Task brief:
Count each line below that has "explicit" anywhere in it. Answer with the total alone.

Given data:
↓
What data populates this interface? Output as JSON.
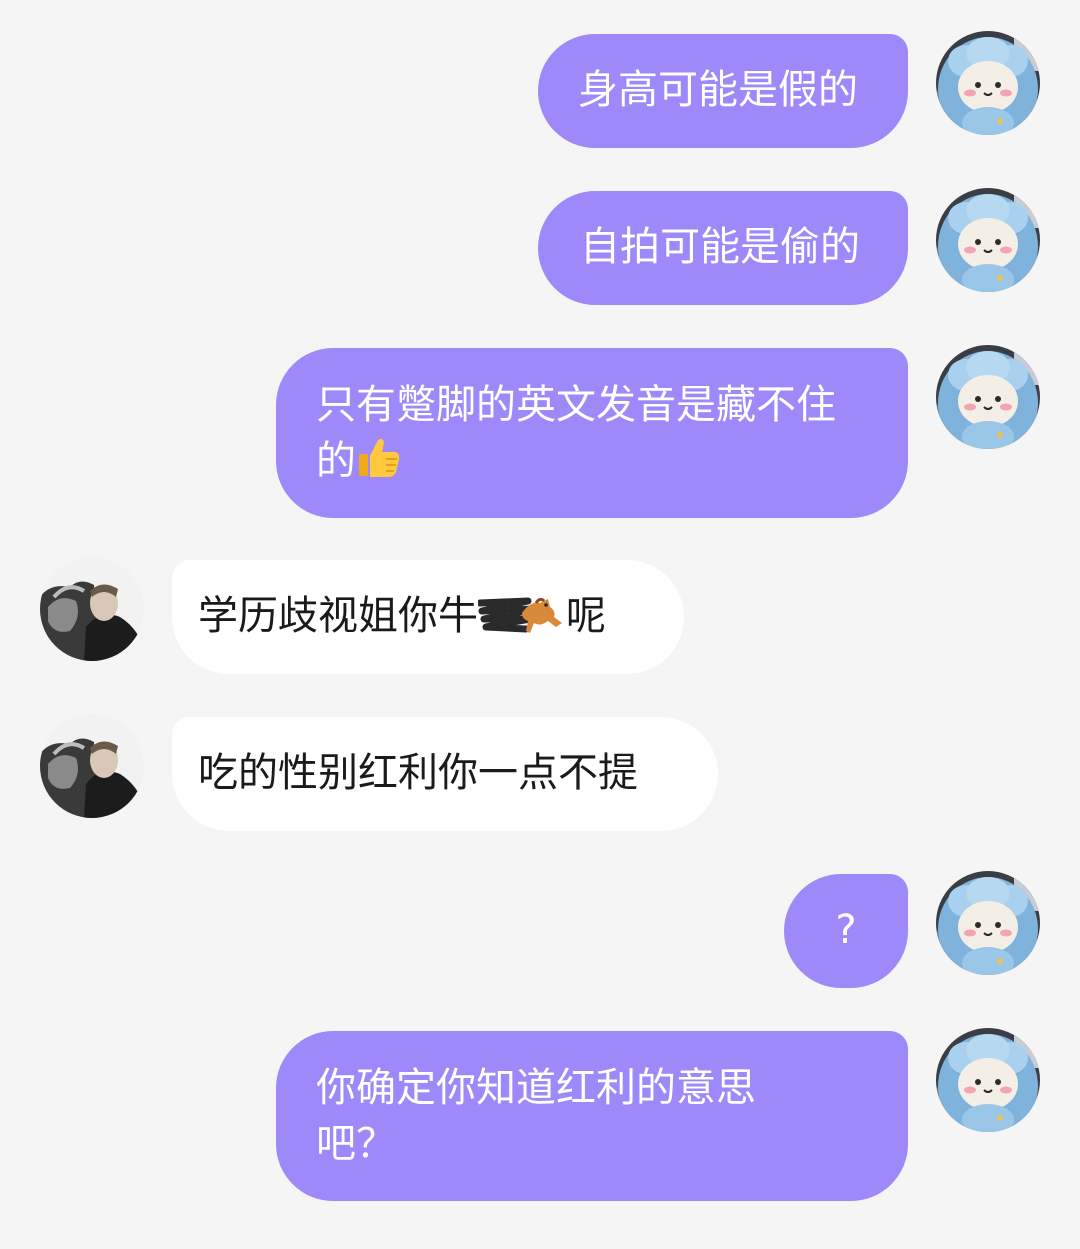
{
  "messages": [
    {
      "direction": "outgoing",
      "text": "身高可能是假的"
    },
    {
      "direction": "outgoing",
      "text": "自拍可能是偷的"
    },
    {
      "direction": "outgoing",
      "text": "只有蹩脚的英文发音是藏不住的",
      "emoji": "thumbs-up"
    },
    {
      "direction": "incoming",
      "text_before": "学历歧视姐你牛",
      "text_after": "呢",
      "obscured": "scribble-with-horse-emoji"
    },
    {
      "direction": "incoming",
      "text": "吃的性别红利你一点不提"
    },
    {
      "direction": "outgoing",
      "text": "?"
    },
    {
      "direction": "outgoing",
      "text": "你确定你知道红利的意思吧？"
    }
  ],
  "colors": {
    "background": "#f5f5f5",
    "outgoing_bubble": "#9d89f9",
    "incoming_bubble": "#ffffff",
    "outgoing_text": "#ffffff",
    "incoming_text": "#1a1a1a"
  },
  "avatars": {
    "self": "plush-sheep-avatar",
    "other": "monochrome-photo-avatar"
  }
}
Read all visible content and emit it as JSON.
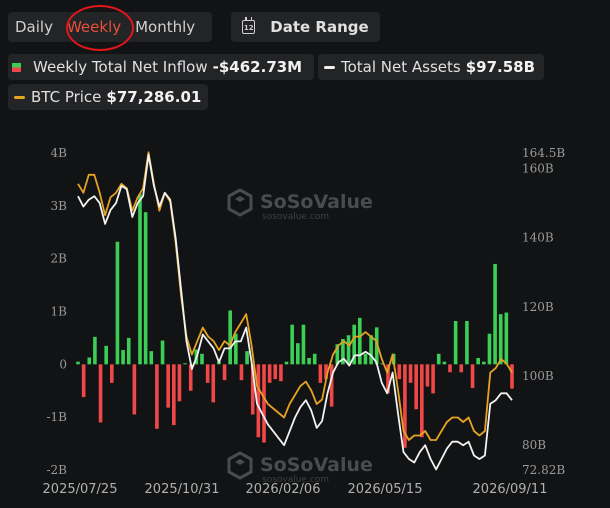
{
  "tabs": {
    "daily": "Daily",
    "weekly": "Weekly",
    "monthly": "Monthly"
  },
  "date_range": {
    "label": "Date Range",
    "icon": "calendar-icon",
    "icon_text": "12"
  },
  "legend": {
    "inflow": {
      "label": "Weekly Total Net Inflow",
      "value": "-$462.73M"
    },
    "assets": {
      "label": "Total Net Assets",
      "value": "$97.58B"
    },
    "price": {
      "label": "BTC Price",
      "value": "$77,286.01"
    }
  },
  "watermark": {
    "name": "SoSoValue",
    "url": "sosovalue.com"
  },
  "colors": {
    "inflow_pos": "#3ccf55",
    "inflow_neg": "#f04848",
    "assets_line": "#f2f2f2",
    "price_line": "#e5a223",
    "active_tab": "#e8503a",
    "annotation": "#e0161b"
  },
  "chart_data": {
    "type": "bar",
    "x_tick_labels": [
      "2025/07/25",
      "2025/10/31",
      "2026/02/06",
      "2026/05/15",
      "2026/09/11"
    ],
    "y_left_ticks": [
      "4B",
      "3B",
      "2B",
      "1B",
      "0",
      "-1B",
      "-2B"
    ],
    "y_left_range": [
      -2,
      4
    ],
    "y_right_ticks": [
      "164.5B",
      "160B",
      "140B",
      "120B",
      "100B",
      "80B",
      "72.82B"
    ],
    "y_right_range": [
      72.82,
      164.5
    ],
    "series": [
      {
        "name": "Weekly Total Net Inflow",
        "unit": "B USD",
        "values": [
          0.05,
          -0.62,
          0.13,
          0.52,
          -1.1,
          0.35,
          -0.35,
          2.32,
          0.27,
          0.5,
          -0.95,
          3.22,
          2.88,
          0.25,
          -1.22,
          0.45,
          -0.82,
          -1.15,
          -0.7,
          0.02,
          -0.5,
          0.28,
          0.2,
          -0.35,
          -0.72,
          0.05,
          -0.3,
          1.02,
          0.58,
          -0.3,
          0.25,
          -0.95,
          -1.38,
          -1.48,
          -0.35,
          -0.28,
          -0.32,
          0.05,
          0.75,
          0.4,
          0.75,
          0.12,
          0.2,
          -0.35,
          -0.28,
          -0.8,
          0.38,
          0.48,
          0.55,
          0.75,
          0.88,
          0.2,
          0.55,
          0.7,
          0.02,
          -0.55,
          0.2,
          -0.28,
          -1.58,
          -0.35,
          -0.85,
          -1.38,
          -0.42,
          -0.55,
          0.2,
          0.05,
          -0.15,
          0.82,
          -0.15,
          0.82,
          -0.45,
          0.12,
          0.05,
          0.58,
          1.9,
          0.95,
          0.98,
          -0.46
        ]
      },
      {
        "name": "Total Net Assets",
        "unit": "B USD",
        "values": [
          152,
          149,
          151,
          152,
          150,
          144,
          148,
          150,
          155,
          154,
          146,
          150,
          152,
          164,
          155,
          149,
          153,
          151,
          140,
          125,
          110,
          102,
          106,
          112,
          110,
          108,
          104,
          108,
          108,
          110,
          110,
          114,
          104,
          92,
          89,
          86,
          84,
          82,
          80,
          84,
          88,
          91,
          93,
          90,
          85,
          87,
          95,
          101,
          104,
          105,
          103,
          106,
          106,
          107,
          106,
          104,
          98,
          95,
          101,
          89,
          78,
          76,
          75,
          78,
          80,
          76,
          73,
          76,
          79,
          81,
          81,
          80,
          81,
          77,
          76,
          77,
          92,
          93,
          95,
          95,
          93
        ]
      },
      {
        "name": "BTC Price",
        "unit": "thousand USD",
        "values": [
          117,
          115,
          119,
          119,
          115,
          110,
          114,
          115,
          117,
          116,
          111,
          114,
          116,
          124,
          117,
          111,
          115,
          113,
          104,
          92,
          83,
          79,
          82,
          85,
          83,
          82,
          80,
          82,
          81,
          84,
          86,
          88,
          81,
          72,
          70,
          68,
          67,
          66,
          65,
          68,
          70,
          72,
          73,
          71,
          68,
          69,
          75,
          79,
          81,
          82,
          81,
          83,
          83,
          84,
          83,
          82,
          78,
          75,
          79,
          71,
          62,
          60,
          61,
          61,
          62,
          60,
          60,
          62,
          64,
          65,
          65,
          64,
          65,
          62,
          61,
          62,
          75,
          76,
          78,
          77,
          75
        ]
      }
    ]
  }
}
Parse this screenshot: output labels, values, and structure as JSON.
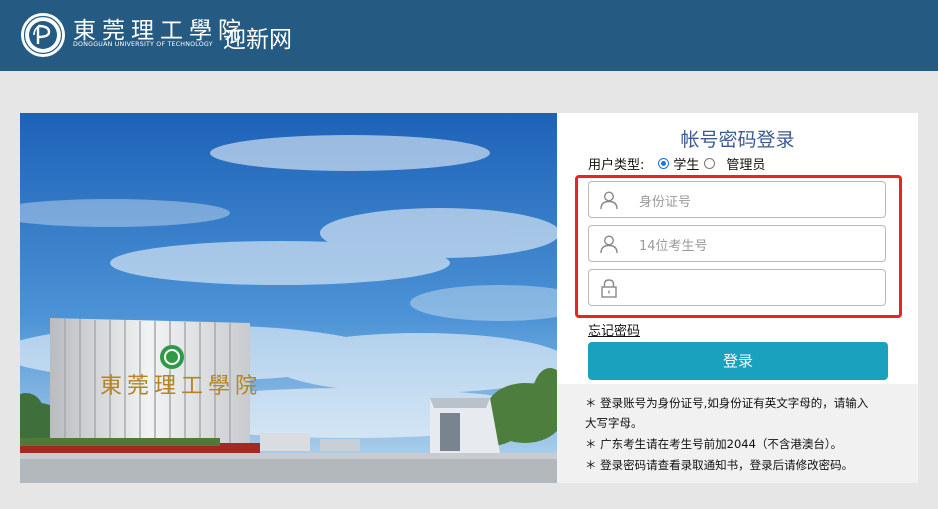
{
  "header": {
    "university_name_cn": "東莞理工學院",
    "university_name_en": "DONGGUAN UNIVERSITY OF TECHNOLOGY",
    "site_title": "迎新网",
    "bg_color": "#255a83"
  },
  "photo": {
    "building_sign": "東莞理工學院"
  },
  "login": {
    "title": "帐号密码登录",
    "user_type_label": "用户类型:",
    "user_types": [
      {
        "label": "学生",
        "selected": true
      },
      {
        "label": "管理员",
        "selected": false
      }
    ],
    "id_field": {
      "placeholder": "身份证号",
      "value": "",
      "icon": "user-icon"
    },
    "exam_field": {
      "placeholder": "14位考生号",
      "value": "",
      "icon": "user-icon"
    },
    "password_field": {
      "placeholder": "",
      "value": "",
      "icon": "lock-icon"
    },
    "forgot_password": "忘记密码",
    "login_button": "登录",
    "button_color": "#1aa1bd",
    "highlight_color": "#e8251e"
  },
  "notes": [
    "＊ 登录账号为身份证号,如身份证有英文字母的，请输入",
    "大写字母。",
    "＊ 广东考生请在考生号前加2044（不含港澳台）。",
    "＊ 登录密码请查看录取通知书，登录后请修改密码。"
  ]
}
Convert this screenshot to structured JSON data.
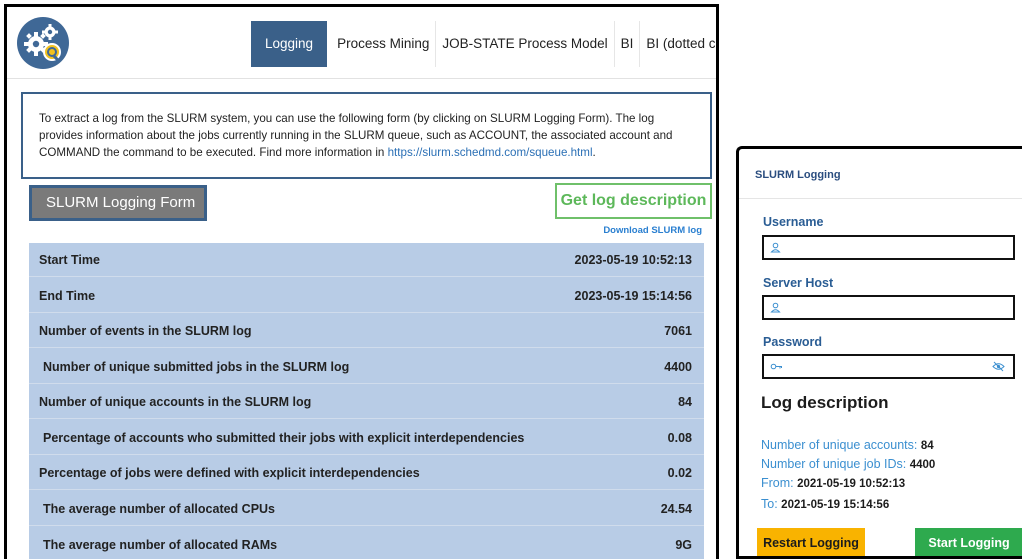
{
  "nav": {
    "logo_icon": "gears-search-icon",
    "tabs": [
      {
        "label": "Logging",
        "active": true
      },
      {
        "label": "Process Mining"
      },
      {
        "label": "JOB-STATE Process Model"
      },
      {
        "label": "BI"
      },
      {
        "label": "BI (dotted charts)"
      }
    ]
  },
  "info": {
    "text_before": "To extract a log from the SLURM system, you can use the following form (by clicking on SLURM Logging Form). The log provides information about the jobs currently running in the SLURM queue, such as ACCOUNT, the associated account and COMMAND the command to be executed. Find more information in ",
    "link": "https://slurm.schedmd.com/squeue.html",
    "text_after": "."
  },
  "actions": {
    "form_button": "SLURM Logging Form",
    "desc_button": "Get log description",
    "download_link": "Download SLURM log"
  },
  "stats": [
    {
      "label": "Start Time",
      "value": "2023-05-19  10:52:13"
    },
    {
      "label": "End Time",
      "value": "2023-05-19  15:14:56"
    },
    {
      "label": "Number of events in the SLURM log",
      "value": "7061"
    },
    {
      "label": "Number of unique submitted jobs in the SLURM log",
      "value": "4400"
    },
    {
      "label": "Number of unique accounts in the SLURM log",
      "value": "84"
    },
    {
      "label": "Percentage of accounts who submitted their jobs with explicit interdependencies",
      "value": "0.08"
    },
    {
      "label": "Percentage of jobs were defined with explicit interdependencies",
      "value": "0.02"
    },
    {
      "label": "The average number of allocated CPUs",
      "value": "24.54"
    },
    {
      "label": "The average number of allocated RAMs",
      "value": "9G"
    }
  ],
  "panel": {
    "title": "SLURM Logging",
    "username_label": "Username",
    "username_value": "",
    "server_label": "Server Host",
    "server_value": "",
    "password_label": "Password",
    "password_value": "",
    "log_desc_title": "Log description",
    "accounts_label": "Number of unique accounts:",
    "accounts_value": "84",
    "jobs_label": "Number of unique job IDs:",
    "jobs_value": "4400",
    "from_label": "From:",
    "from_value": "2021-05-19  10:52:13",
    "to_label": "To:",
    "to_value": "2021-05-19  15:14:56",
    "restart_button": "Restart Logging",
    "start_button": "Start Logging"
  },
  "colors": {
    "nav_active": "#3a6089",
    "stats_bg": "#b8cce6",
    "desc_green": "#5db85a",
    "restart_yellow": "#f9b300",
    "start_green": "#2eaa4e"
  }
}
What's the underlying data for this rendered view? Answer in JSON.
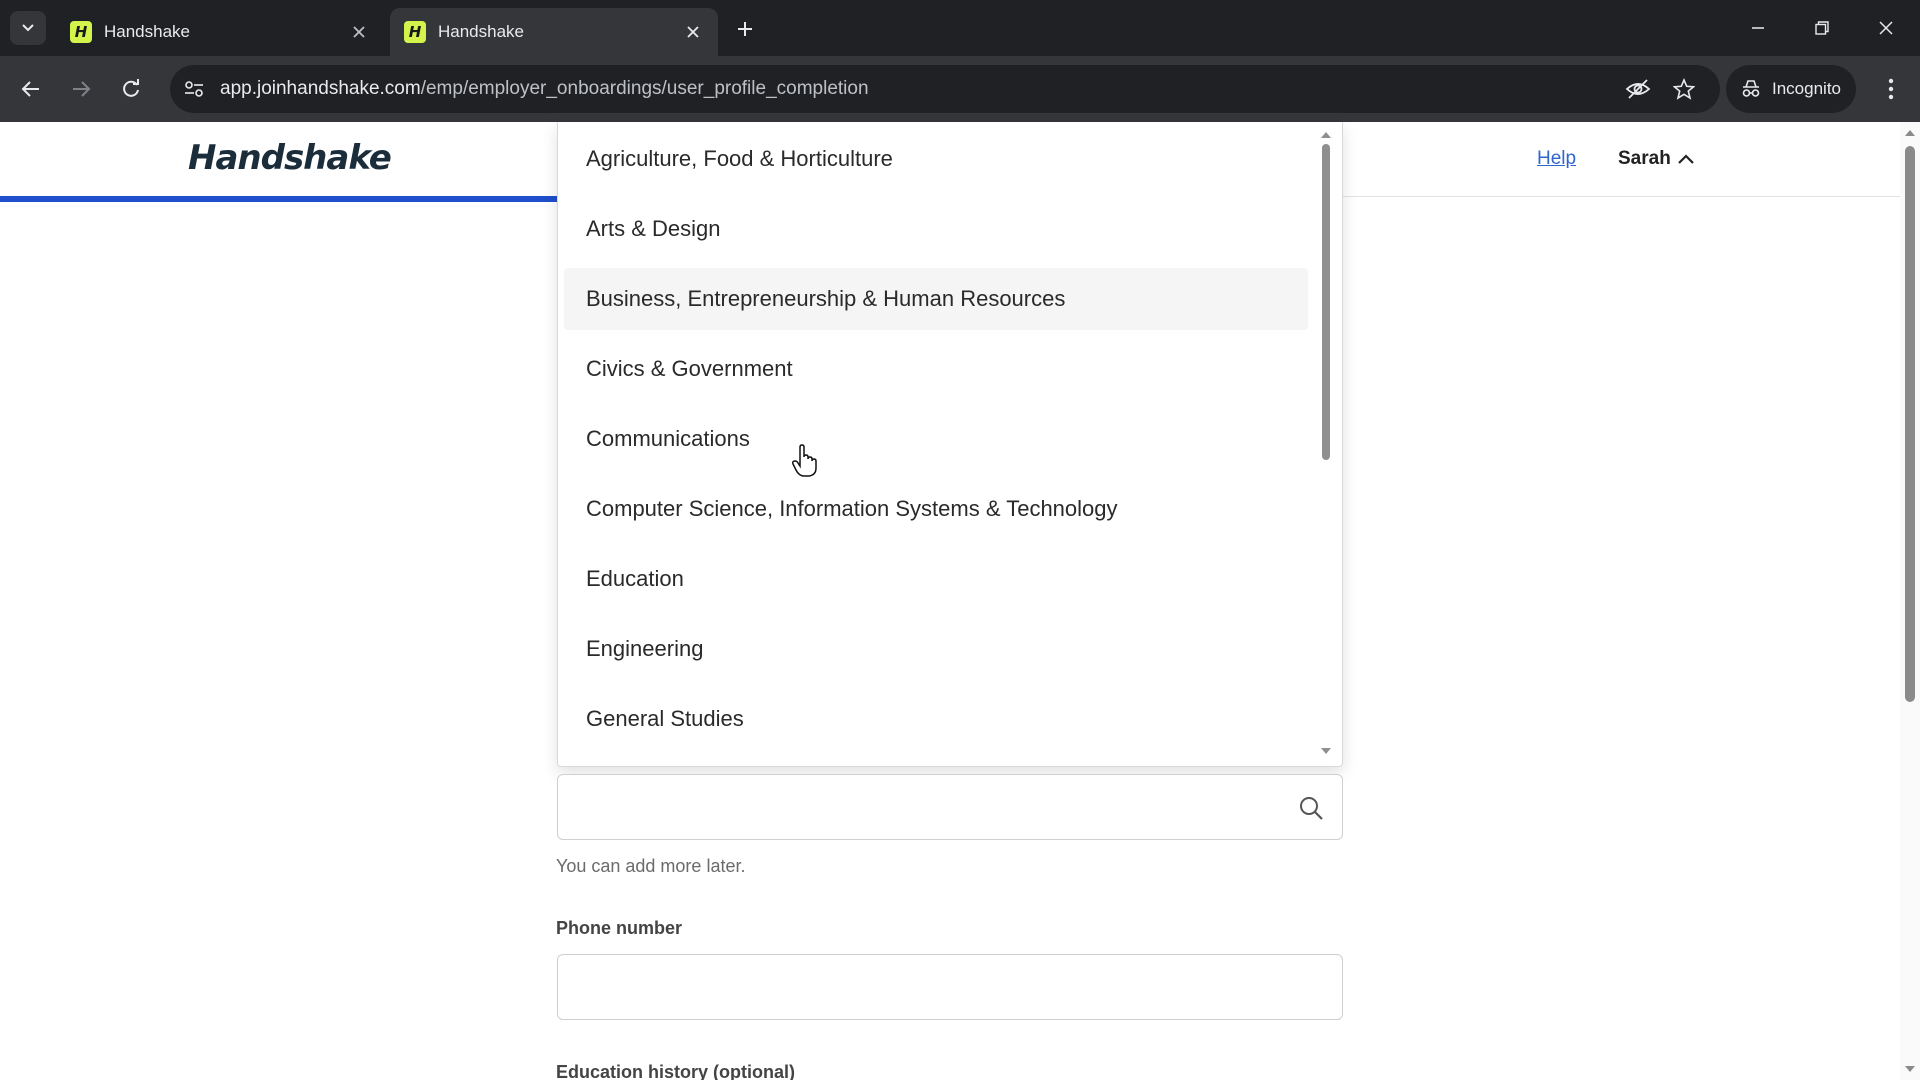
↑
The answer:
2